Task statement:
Pull every line containing the word "JSON" from the records.

[Items from a figure collection]
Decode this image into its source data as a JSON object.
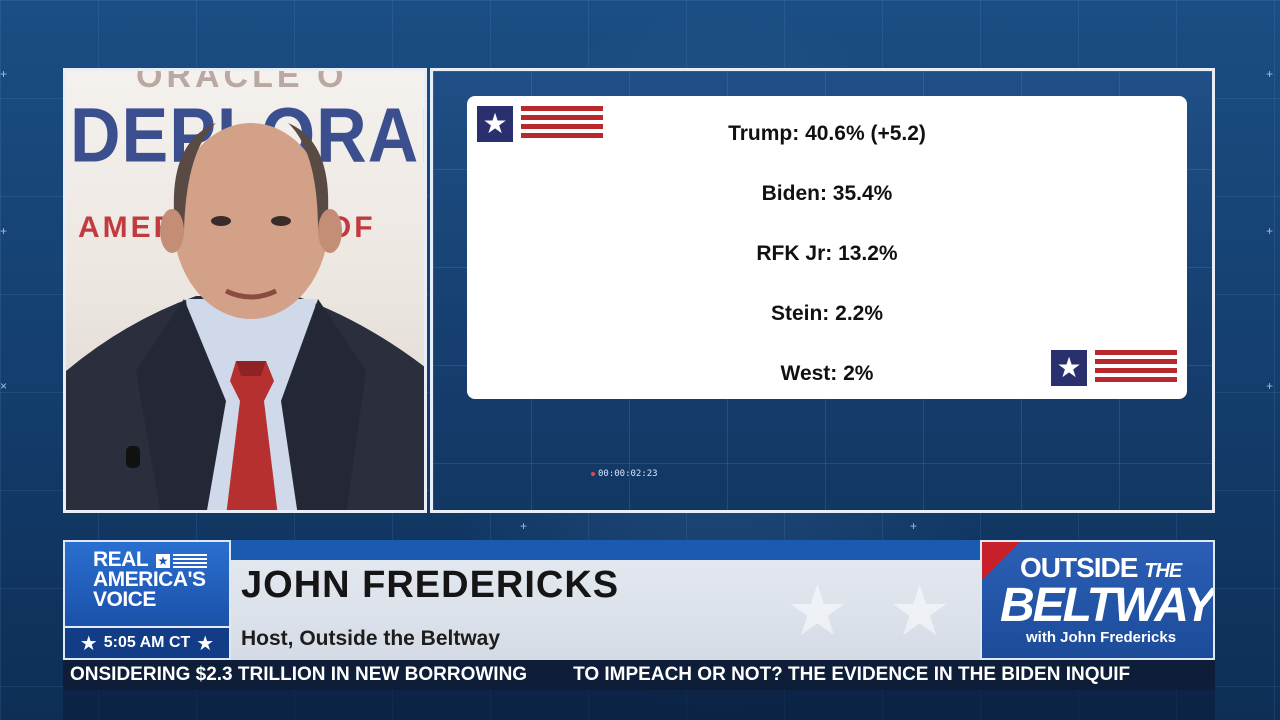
{
  "backdrop": {
    "top_text": "ORACLE O",
    "main_word": "DEPLORABL",
    "sub_text": "AMERICA   ILLAOF"
  },
  "poll": {
    "lines": [
      "Trump: 40.6% (+5.2)",
      "Biden: 35.4%",
      "RFK Jr: 13.2%",
      "Stein: 2.2%",
      "West: 2%"
    ],
    "timecode": "00:00:02:23"
  },
  "lower_third": {
    "network_logo": [
      "REAL",
      "AMERICA'S",
      "VOICE"
    ],
    "time": "5:05 AM CT",
    "host_name": "JOHN FREDERICKS",
    "host_title": "Host, Outside the Beltway",
    "show_logo": {
      "line1": "OUTSIDE",
      "line1b": "THE",
      "line2": "BELTWAY",
      "line3": "with John Fredericks"
    }
  },
  "ticker": {
    "items": [
      "ONSIDERING $2.3 TRILLION IN NEW BORROWING",
      "TO IMPEACH OR NOT? THE EVIDENCE IN THE BIDEN INQUIF"
    ]
  },
  "colors": {
    "background_blue": "#1b4e84",
    "flag_red": "#b8282c",
    "flag_navy": "#2a2f6e",
    "logo_blue": "#1d56b0"
  }
}
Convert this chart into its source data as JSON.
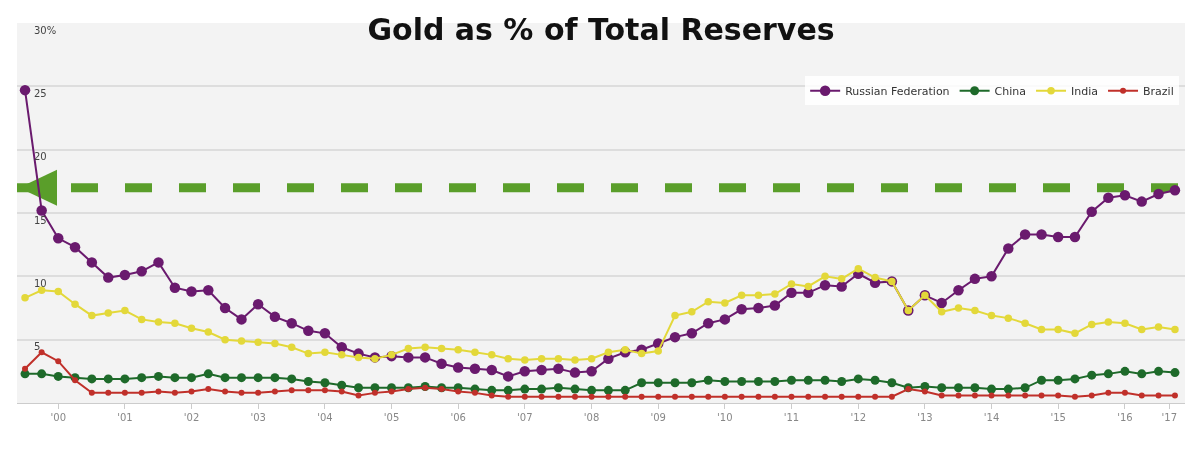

Written answer:
Decode this image into its source data as a JSON object.
Convert this chart into its source data as JSON.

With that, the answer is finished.